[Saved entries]
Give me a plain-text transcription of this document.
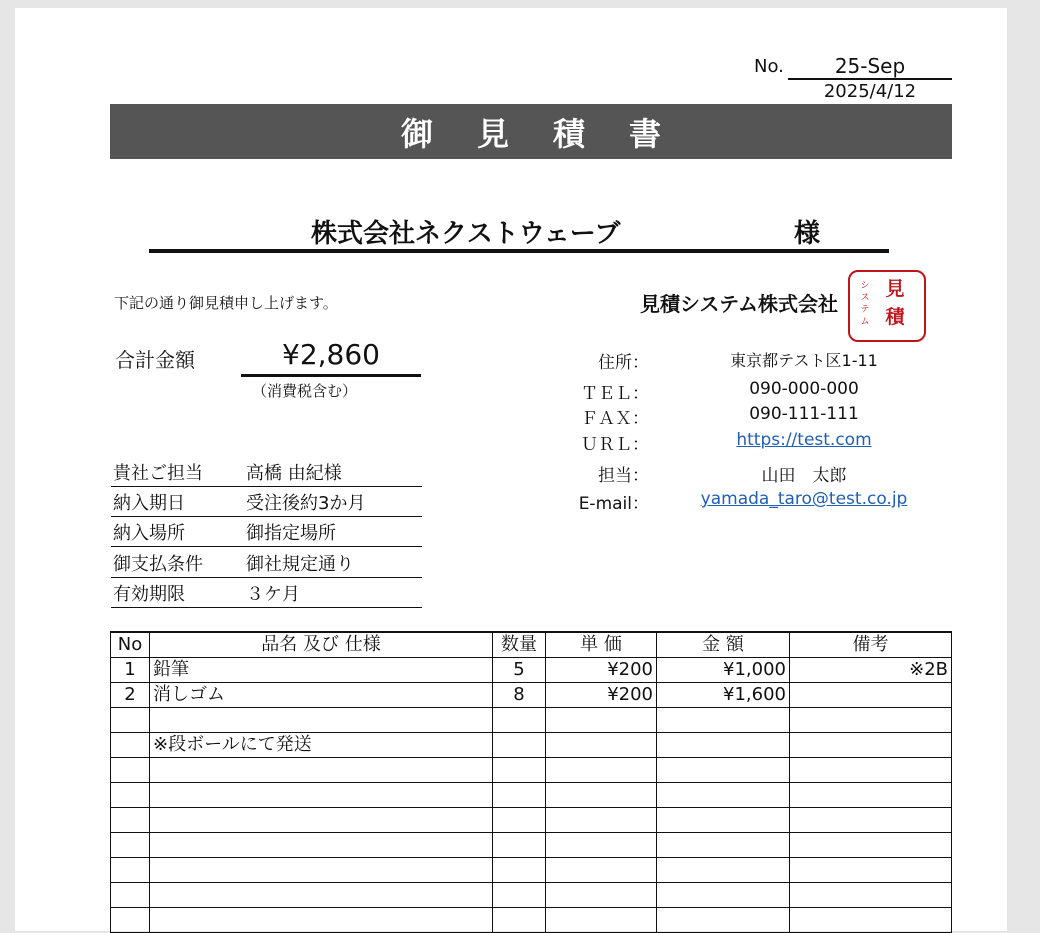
No.	25-Sep
2025/4/12
御見積書
株式会社ネクストウェーブ	様
下記の通り御見積申し上げます。	見積システム株式会社
システム
見積
合計金額	¥2,860
（消費税含む）
貴社ご担当 高橋 由紀様
納入期日	受注後約3か月
納入場所	御指定場所
御支払条件 御社規定通り
有効期限	３ケ月
住所：	東京都テスト区1-11
ＴＥＬ：	090-000-000
ＦＡＸ：	090-111-111
ＵＲＬ：	https://test.com
担当：	山田　太郎
E-mail：	yamada_taro@test.co.jp
No	品名 及び 仕様	数量	単 価	金 額	備考
1	鉛筆	5	¥200	¥1,000	※2B
2	消しゴム	8	¥200	¥1,600	

	※段ボールにて発送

What is required:
Omit the pictures, then quote the rest of the material above exactly.

Solution:
Give me a plain-text transcription of this document.
No.	25-Sep
2025/4/12
御見積書
株式会社ネクストウェーブ	様
下記の通り御見積申し上げます。	見積システム株式会社
システム
見積
合計金額	¥2,860
（消費税含む）
貴社ご担当 高橋 由紀様
納入期日	受注後約3か月
納入場所	御指定場所
御支払条件 御社規定通り
有効期限	３ケ月
住所：	東京都テスト区1-11
ＴＥＬ：	090-000-000
ＦＡＸ：	090-111-111
ＵＲＬ：	https://test.com
担当：	山田　太郎
E-mail：	yamada_taro@test.co.jp
No	品名 及び 仕様	数量	単 価	金 額	備考
1	鉛筆	5	¥200	¥1,000	※2B
2	消しゴム	8	¥200	¥1,600	

	※段ボールにて発送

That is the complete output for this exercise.